* Begin MATERIALS PROVIDED *
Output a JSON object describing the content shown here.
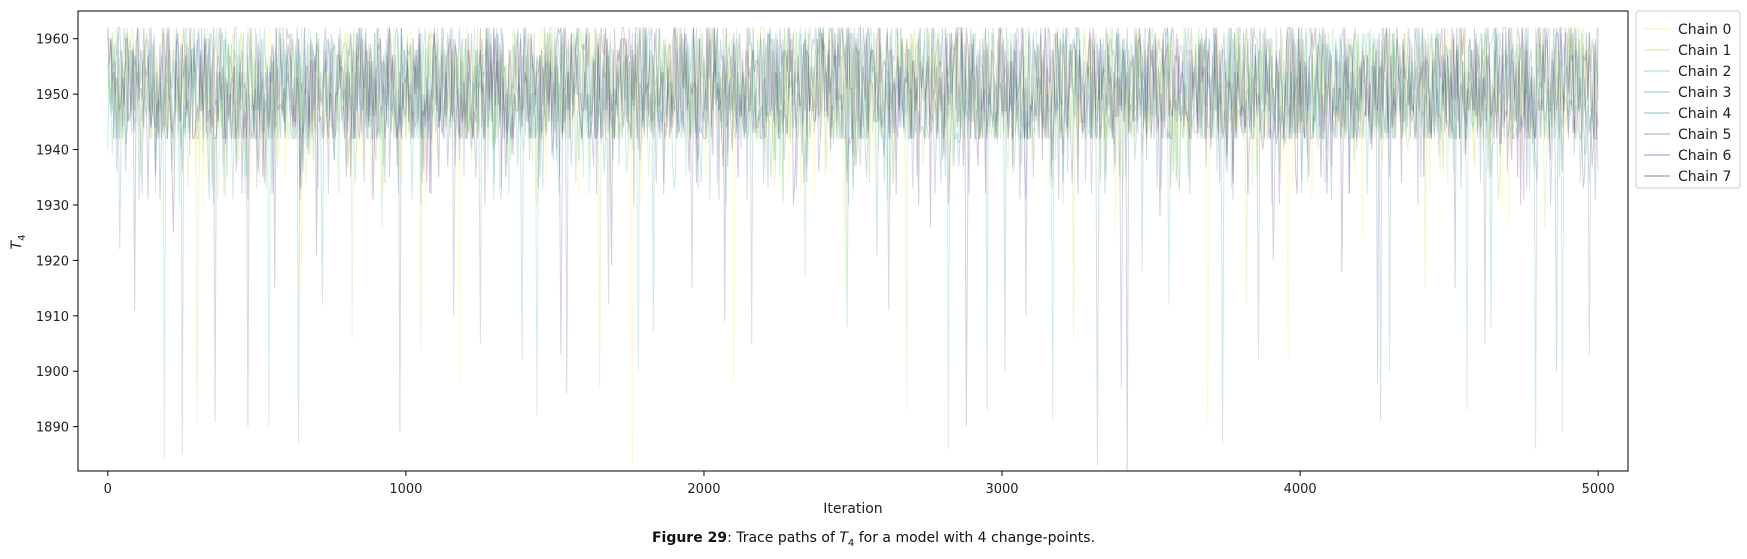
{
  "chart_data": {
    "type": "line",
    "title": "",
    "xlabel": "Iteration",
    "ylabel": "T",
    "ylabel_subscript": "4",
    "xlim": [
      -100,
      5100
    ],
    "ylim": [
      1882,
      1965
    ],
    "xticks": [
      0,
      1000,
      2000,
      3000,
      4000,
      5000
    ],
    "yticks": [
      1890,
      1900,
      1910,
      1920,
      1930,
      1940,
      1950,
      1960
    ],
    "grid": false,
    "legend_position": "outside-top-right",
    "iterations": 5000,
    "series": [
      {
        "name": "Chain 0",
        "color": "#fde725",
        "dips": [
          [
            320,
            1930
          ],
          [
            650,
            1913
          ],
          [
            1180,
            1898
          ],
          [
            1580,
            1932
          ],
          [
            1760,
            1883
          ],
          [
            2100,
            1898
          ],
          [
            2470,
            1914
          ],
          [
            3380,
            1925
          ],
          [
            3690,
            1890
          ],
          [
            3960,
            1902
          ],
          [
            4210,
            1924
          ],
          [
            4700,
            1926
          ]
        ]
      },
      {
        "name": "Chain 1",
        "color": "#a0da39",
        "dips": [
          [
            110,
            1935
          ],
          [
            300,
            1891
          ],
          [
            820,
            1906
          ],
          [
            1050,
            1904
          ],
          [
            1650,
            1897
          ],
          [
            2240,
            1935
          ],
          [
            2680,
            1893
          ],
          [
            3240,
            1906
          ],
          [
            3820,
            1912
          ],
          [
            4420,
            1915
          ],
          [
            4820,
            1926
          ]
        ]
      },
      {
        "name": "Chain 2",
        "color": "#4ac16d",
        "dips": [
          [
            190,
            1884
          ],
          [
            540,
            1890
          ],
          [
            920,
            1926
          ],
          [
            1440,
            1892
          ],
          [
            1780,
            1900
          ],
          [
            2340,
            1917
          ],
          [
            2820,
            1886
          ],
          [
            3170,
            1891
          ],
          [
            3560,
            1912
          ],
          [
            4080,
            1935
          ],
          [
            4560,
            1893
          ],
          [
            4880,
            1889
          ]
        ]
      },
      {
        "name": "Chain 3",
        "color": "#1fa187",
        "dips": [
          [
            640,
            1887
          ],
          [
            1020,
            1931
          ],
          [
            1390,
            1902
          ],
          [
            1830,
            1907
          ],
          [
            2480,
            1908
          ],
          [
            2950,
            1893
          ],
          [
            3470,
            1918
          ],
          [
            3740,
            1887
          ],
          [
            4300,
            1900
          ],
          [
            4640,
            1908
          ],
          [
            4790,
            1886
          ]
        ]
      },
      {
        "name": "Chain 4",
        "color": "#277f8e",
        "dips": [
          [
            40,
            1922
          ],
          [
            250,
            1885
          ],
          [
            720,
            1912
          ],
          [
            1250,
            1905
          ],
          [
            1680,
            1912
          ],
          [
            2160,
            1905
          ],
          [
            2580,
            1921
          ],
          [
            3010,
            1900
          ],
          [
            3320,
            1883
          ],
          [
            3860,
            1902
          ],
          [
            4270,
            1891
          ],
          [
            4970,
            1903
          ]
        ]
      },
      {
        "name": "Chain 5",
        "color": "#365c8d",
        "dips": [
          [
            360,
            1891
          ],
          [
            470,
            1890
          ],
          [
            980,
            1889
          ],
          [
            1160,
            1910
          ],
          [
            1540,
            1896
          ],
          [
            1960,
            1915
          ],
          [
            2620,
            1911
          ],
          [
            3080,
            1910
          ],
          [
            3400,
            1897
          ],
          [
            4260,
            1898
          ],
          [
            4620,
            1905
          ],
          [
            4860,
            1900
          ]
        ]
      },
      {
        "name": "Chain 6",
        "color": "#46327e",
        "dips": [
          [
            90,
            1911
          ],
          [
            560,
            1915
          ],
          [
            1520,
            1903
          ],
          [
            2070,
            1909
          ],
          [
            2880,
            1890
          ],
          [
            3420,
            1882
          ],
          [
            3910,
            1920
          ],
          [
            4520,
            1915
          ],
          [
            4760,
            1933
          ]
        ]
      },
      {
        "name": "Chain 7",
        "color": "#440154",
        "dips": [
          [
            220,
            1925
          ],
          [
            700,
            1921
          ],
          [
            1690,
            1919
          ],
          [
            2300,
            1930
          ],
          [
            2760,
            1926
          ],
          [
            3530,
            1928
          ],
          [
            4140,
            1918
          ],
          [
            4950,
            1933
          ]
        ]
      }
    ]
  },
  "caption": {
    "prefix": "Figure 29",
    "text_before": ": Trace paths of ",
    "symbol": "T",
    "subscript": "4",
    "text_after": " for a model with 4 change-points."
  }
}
* End MATERIALS PROVIDED *
* Begin MATERIALS PROVIDED *
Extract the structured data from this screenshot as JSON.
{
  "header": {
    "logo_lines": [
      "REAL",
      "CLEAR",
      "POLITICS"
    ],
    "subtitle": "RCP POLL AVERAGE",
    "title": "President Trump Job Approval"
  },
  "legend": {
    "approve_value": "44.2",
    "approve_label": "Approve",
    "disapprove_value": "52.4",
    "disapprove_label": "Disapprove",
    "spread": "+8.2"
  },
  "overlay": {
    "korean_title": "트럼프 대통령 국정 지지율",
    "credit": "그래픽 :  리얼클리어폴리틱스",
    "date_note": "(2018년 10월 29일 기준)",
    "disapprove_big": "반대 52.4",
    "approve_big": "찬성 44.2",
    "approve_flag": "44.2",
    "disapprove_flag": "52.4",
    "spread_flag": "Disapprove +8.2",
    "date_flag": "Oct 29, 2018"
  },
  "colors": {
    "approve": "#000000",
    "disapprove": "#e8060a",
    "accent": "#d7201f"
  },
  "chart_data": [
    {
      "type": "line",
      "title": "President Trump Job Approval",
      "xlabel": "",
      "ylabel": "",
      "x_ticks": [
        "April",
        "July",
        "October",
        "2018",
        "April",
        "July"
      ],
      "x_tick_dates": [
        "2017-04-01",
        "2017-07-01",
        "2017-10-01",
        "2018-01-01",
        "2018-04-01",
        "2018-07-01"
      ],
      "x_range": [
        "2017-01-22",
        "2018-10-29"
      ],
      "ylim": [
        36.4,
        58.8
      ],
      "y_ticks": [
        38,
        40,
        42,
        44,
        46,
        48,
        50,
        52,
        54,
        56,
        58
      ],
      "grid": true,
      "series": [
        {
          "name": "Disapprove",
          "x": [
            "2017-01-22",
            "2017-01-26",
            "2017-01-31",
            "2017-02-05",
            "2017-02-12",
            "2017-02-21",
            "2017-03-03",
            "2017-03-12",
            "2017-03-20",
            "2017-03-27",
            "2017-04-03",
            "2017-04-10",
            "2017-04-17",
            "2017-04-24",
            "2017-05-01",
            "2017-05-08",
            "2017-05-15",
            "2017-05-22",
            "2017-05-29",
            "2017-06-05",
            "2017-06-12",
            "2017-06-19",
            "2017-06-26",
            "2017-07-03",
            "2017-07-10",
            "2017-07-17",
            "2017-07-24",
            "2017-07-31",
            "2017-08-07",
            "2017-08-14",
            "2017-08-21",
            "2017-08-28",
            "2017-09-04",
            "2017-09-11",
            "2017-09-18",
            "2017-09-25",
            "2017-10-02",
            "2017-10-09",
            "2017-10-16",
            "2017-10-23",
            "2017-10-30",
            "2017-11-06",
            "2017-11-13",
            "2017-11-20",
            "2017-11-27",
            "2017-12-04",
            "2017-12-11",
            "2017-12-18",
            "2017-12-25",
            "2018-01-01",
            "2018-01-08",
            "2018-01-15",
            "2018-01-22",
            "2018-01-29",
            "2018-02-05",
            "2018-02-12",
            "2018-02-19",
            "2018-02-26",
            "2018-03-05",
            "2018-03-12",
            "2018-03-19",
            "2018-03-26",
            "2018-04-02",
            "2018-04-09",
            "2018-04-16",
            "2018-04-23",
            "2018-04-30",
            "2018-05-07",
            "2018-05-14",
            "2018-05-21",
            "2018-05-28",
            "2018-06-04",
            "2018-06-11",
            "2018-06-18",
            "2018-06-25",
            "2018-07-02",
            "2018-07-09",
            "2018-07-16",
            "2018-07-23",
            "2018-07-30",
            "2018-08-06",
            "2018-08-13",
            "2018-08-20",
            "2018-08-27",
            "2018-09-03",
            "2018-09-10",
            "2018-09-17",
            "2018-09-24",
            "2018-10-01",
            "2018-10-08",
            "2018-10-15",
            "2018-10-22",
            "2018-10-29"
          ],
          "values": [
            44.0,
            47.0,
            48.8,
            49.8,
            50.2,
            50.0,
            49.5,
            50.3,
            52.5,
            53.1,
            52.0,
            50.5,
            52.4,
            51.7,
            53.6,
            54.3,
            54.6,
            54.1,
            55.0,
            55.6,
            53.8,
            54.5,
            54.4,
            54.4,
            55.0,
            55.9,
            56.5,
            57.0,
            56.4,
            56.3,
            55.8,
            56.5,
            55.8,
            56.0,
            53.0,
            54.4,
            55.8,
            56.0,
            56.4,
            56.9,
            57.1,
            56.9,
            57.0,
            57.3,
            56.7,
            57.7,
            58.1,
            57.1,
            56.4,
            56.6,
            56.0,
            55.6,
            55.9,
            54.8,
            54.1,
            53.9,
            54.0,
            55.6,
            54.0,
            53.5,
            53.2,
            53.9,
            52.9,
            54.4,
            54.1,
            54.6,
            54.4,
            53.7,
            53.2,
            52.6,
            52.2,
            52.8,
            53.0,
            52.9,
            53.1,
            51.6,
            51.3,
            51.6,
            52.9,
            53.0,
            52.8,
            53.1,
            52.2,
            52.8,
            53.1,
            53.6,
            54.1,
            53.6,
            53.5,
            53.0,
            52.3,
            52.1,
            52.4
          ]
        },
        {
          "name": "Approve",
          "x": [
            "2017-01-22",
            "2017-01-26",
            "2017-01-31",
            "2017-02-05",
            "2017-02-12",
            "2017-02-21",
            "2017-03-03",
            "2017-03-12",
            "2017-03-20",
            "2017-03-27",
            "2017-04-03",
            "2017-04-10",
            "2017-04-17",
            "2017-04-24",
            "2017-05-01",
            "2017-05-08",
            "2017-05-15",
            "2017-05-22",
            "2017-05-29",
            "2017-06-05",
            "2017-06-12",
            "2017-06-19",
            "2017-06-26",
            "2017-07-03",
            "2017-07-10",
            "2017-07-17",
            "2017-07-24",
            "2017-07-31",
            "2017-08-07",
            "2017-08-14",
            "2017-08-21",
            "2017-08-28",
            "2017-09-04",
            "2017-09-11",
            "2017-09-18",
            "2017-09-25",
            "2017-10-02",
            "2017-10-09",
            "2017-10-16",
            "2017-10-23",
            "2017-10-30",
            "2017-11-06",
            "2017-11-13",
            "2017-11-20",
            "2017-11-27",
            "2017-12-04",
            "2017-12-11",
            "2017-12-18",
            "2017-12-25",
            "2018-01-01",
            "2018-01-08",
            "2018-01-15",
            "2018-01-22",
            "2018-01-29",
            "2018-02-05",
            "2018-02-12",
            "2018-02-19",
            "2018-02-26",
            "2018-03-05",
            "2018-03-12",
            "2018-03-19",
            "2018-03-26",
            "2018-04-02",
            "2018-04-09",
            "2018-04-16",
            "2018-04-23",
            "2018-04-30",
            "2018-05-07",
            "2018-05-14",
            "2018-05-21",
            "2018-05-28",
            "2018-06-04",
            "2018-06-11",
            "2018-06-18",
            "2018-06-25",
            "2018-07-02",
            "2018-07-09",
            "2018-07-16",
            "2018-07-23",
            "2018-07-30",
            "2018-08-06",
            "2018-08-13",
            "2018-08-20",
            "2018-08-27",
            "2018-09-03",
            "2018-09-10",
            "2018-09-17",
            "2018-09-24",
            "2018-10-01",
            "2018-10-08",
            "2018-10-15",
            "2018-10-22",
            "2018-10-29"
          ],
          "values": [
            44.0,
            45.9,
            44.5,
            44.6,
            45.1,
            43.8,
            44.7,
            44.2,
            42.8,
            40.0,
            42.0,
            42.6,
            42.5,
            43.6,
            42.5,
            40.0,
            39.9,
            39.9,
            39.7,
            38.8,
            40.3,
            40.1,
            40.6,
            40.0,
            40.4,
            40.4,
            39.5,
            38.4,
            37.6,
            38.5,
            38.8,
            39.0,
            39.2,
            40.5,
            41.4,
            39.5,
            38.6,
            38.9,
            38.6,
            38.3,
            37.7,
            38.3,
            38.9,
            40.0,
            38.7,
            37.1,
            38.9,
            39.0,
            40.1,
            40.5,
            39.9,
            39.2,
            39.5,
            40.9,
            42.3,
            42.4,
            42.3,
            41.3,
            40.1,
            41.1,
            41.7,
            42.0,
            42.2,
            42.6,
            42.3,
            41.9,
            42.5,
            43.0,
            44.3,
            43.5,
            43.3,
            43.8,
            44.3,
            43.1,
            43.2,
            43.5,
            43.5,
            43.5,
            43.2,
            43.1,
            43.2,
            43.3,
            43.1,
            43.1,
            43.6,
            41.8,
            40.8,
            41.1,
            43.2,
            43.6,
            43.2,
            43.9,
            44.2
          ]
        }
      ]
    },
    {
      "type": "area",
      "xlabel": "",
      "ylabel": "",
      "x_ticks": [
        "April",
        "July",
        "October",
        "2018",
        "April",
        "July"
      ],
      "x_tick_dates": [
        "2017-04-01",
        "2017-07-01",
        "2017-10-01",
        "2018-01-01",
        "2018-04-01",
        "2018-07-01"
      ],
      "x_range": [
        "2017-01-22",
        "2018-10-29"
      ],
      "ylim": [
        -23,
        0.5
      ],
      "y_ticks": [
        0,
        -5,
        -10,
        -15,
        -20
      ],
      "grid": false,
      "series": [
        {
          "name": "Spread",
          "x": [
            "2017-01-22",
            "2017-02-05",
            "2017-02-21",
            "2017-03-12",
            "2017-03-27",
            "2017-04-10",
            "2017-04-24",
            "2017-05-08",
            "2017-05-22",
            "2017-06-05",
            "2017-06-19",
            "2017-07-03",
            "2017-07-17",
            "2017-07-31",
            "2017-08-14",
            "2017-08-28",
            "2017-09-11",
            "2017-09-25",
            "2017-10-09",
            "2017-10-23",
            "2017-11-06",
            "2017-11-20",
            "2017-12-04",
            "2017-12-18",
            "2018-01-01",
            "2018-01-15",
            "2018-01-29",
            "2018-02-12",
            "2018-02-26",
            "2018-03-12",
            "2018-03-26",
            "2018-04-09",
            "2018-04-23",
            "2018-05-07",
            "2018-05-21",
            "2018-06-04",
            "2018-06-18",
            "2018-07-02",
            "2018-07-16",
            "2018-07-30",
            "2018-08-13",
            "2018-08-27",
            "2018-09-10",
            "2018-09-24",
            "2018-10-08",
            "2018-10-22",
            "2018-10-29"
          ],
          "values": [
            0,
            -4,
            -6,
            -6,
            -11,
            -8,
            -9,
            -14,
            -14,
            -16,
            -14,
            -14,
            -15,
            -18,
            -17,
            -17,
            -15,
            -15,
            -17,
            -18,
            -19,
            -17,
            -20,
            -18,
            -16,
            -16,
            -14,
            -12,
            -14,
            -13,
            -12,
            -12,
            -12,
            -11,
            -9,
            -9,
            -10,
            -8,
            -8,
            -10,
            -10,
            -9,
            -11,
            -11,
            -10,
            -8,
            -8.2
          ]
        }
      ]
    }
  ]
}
* End MATERIALS PROVIDED *
YOUR OBJECTIVE
Using the records above, copy each line that contains "Approval".

CORRECT ANSWER
    "title": "President Trump Job Approval"
      "title": "President Trump Job Approval",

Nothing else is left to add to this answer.